Determine the count of lines holding the string "connector". Return only the number.

════

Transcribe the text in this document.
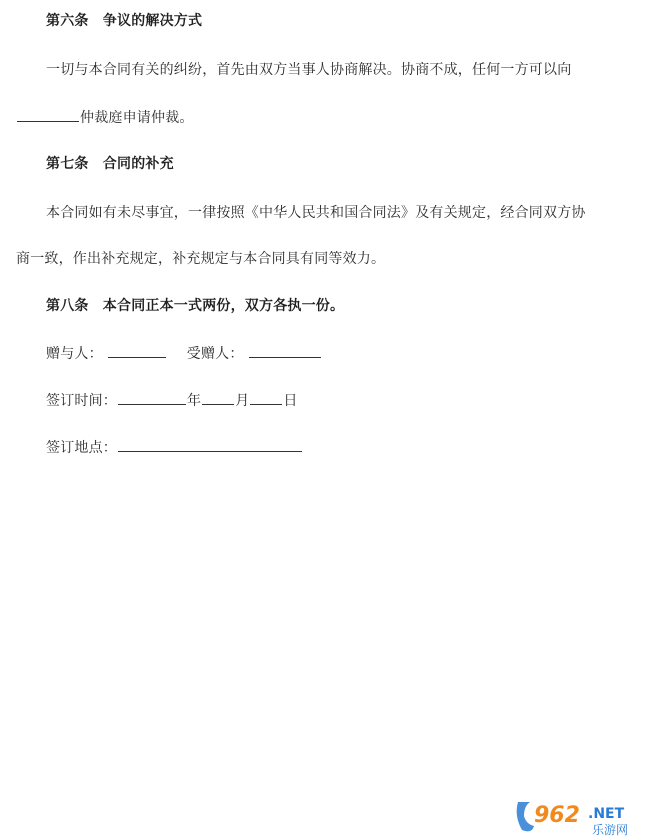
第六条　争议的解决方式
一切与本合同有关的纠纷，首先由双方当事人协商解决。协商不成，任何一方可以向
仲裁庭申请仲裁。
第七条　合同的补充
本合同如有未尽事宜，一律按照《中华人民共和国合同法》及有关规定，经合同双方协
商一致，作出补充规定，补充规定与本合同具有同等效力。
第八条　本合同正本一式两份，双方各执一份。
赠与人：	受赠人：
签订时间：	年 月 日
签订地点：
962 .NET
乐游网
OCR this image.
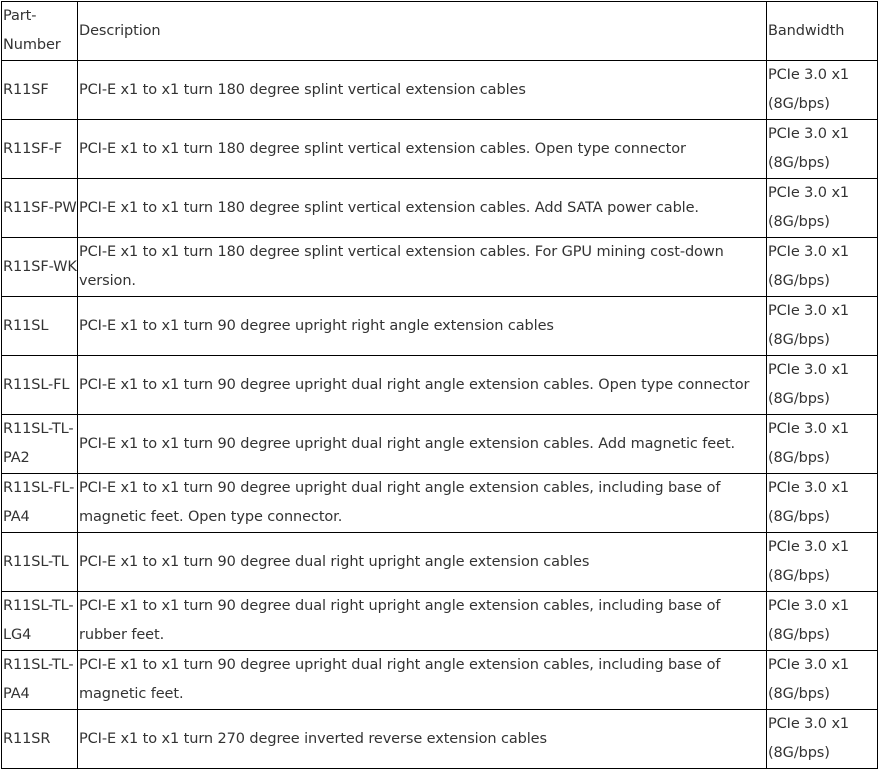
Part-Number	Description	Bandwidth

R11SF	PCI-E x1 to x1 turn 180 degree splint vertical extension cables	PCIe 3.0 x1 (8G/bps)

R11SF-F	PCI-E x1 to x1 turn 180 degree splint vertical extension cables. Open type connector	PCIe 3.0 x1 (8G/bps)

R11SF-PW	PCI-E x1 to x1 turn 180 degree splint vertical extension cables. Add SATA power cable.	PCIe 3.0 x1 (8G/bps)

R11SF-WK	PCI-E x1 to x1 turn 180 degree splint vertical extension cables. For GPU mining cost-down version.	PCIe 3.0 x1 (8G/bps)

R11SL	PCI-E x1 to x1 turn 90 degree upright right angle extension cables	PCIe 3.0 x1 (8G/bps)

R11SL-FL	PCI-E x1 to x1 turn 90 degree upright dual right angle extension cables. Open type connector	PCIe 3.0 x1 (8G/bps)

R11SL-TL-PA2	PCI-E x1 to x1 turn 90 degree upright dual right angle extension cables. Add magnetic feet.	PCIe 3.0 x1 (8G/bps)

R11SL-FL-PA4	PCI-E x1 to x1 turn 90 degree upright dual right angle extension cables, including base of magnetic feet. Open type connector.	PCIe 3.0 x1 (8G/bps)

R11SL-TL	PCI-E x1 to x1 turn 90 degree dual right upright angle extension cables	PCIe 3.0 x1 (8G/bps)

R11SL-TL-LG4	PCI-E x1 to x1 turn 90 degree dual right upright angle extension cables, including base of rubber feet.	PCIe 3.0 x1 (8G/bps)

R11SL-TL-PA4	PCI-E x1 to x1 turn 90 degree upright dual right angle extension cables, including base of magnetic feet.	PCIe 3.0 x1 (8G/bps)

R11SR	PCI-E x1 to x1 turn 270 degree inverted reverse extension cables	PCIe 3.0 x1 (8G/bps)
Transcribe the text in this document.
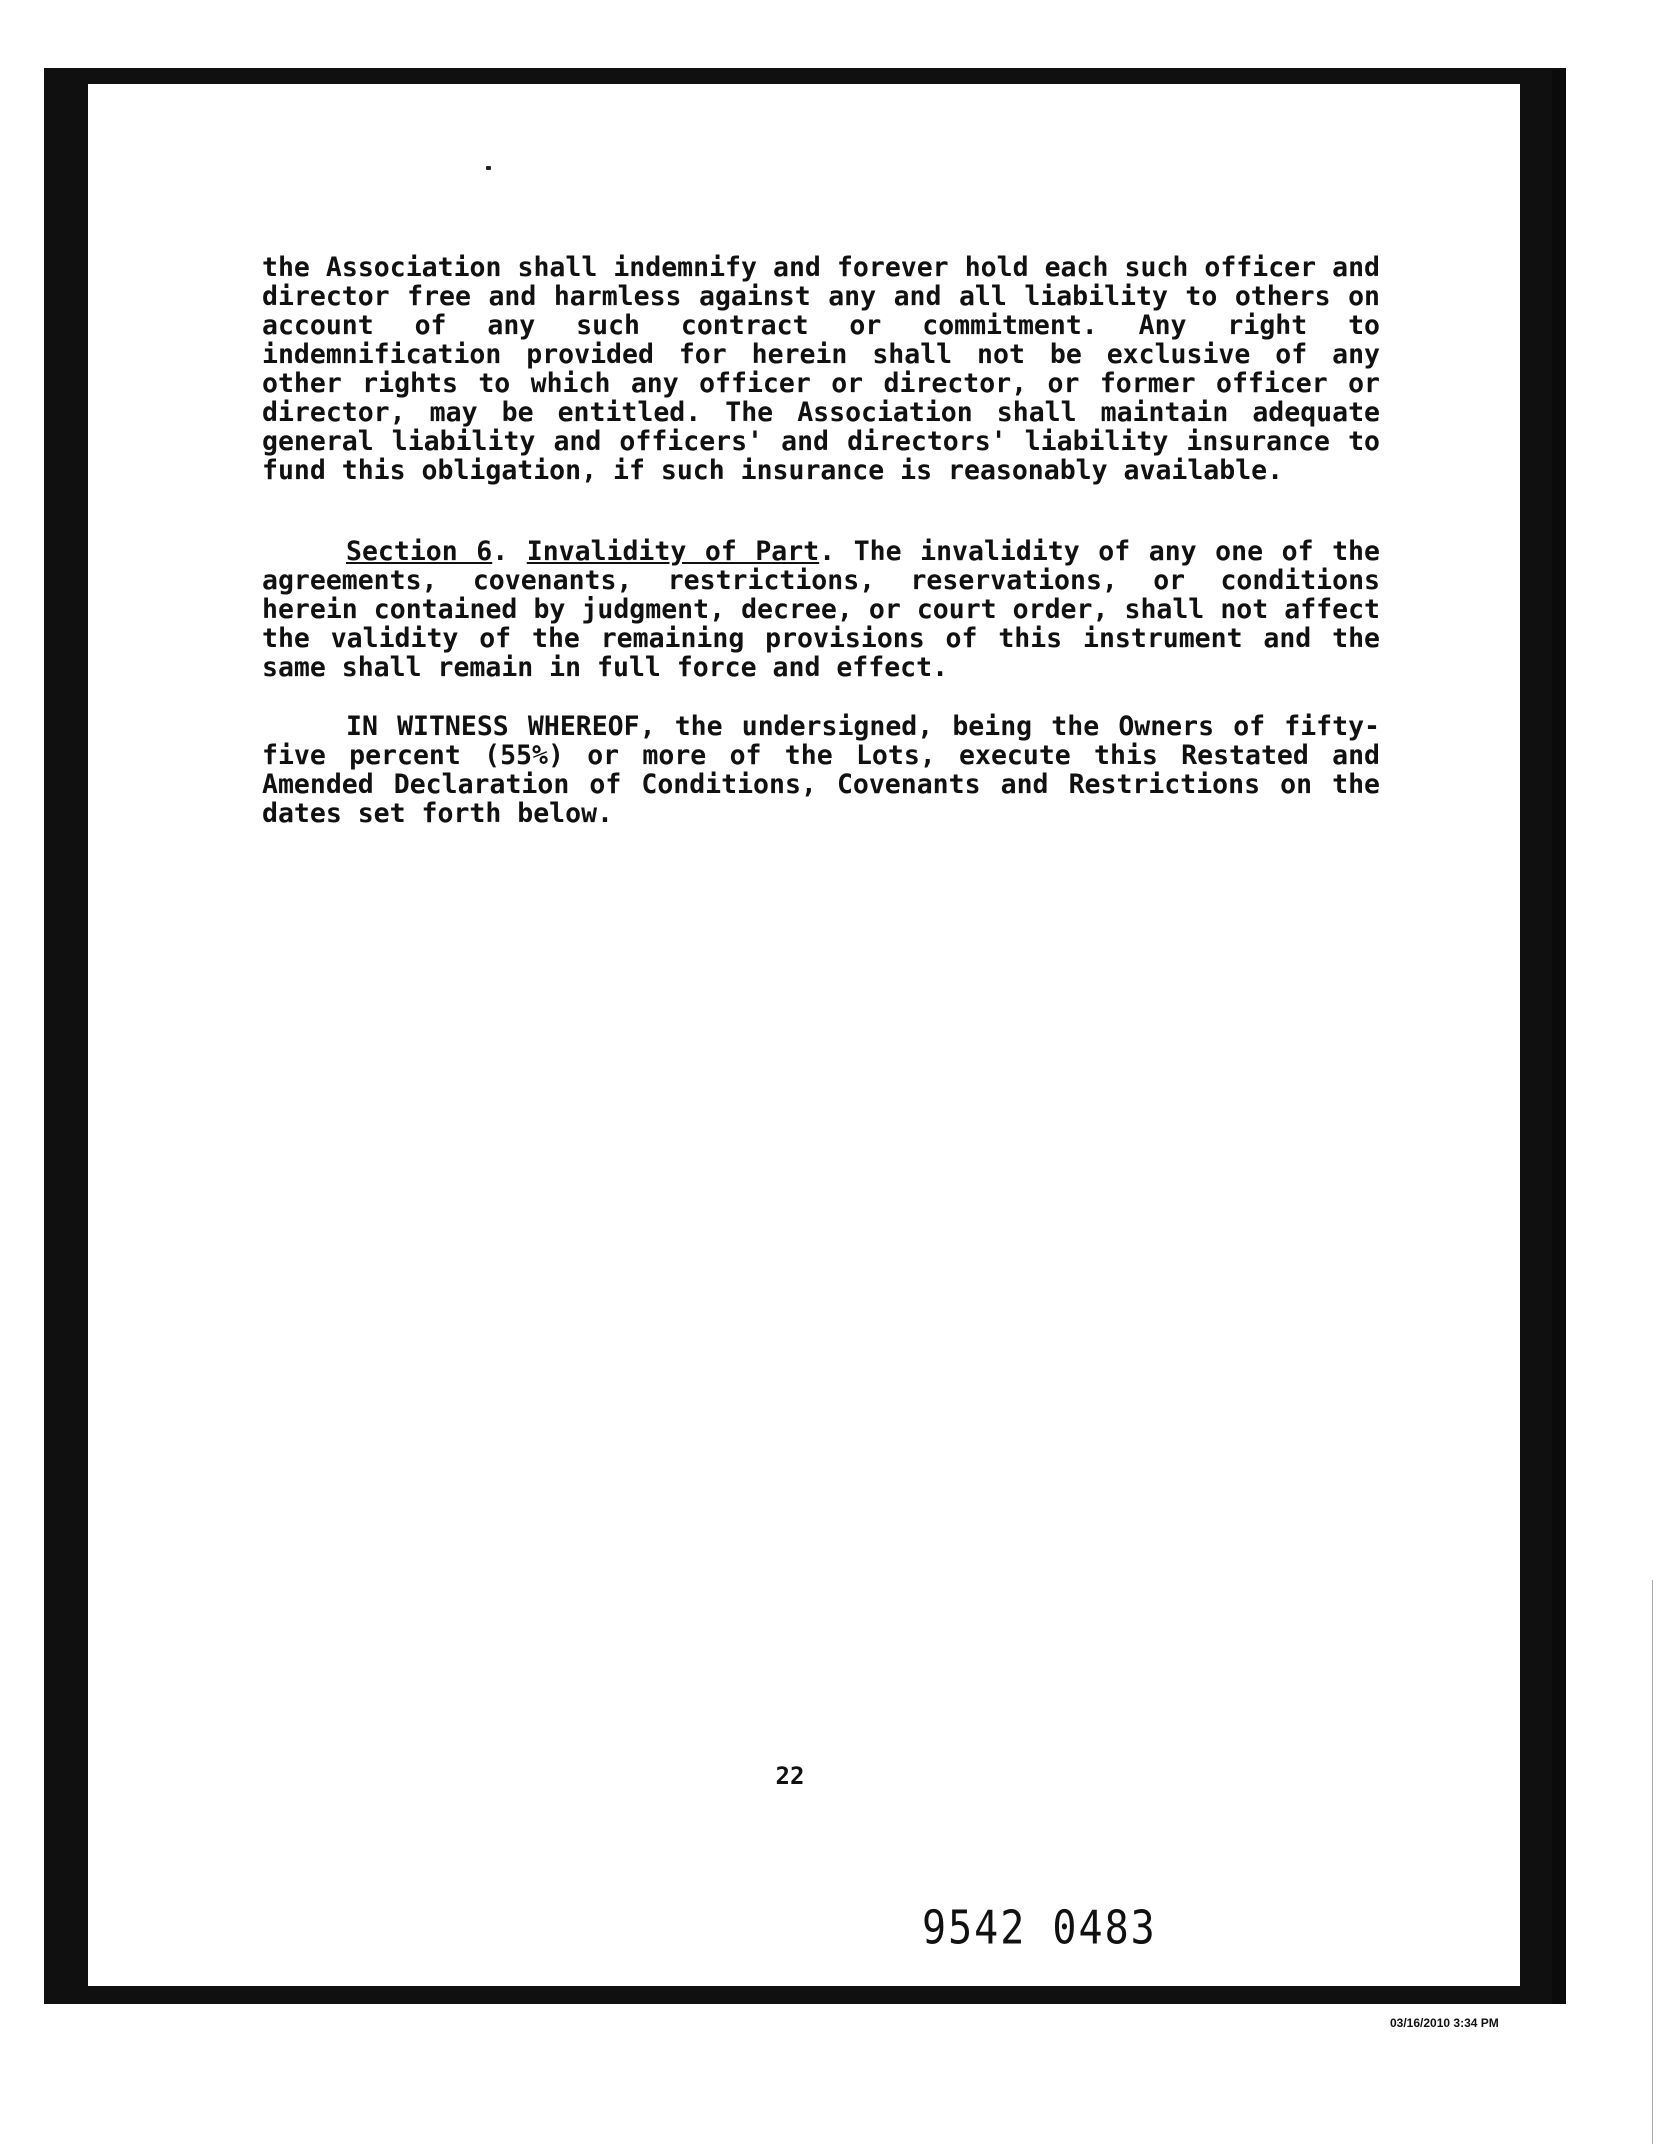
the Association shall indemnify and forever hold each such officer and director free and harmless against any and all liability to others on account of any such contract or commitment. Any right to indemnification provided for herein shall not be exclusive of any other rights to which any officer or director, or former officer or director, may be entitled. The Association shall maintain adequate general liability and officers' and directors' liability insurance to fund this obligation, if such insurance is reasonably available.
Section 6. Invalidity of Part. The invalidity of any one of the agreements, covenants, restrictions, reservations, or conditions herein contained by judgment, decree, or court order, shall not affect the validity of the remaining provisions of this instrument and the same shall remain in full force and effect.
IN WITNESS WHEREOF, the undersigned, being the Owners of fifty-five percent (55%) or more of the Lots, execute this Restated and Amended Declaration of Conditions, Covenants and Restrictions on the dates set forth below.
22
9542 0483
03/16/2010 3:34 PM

════

— Answer to the task —
3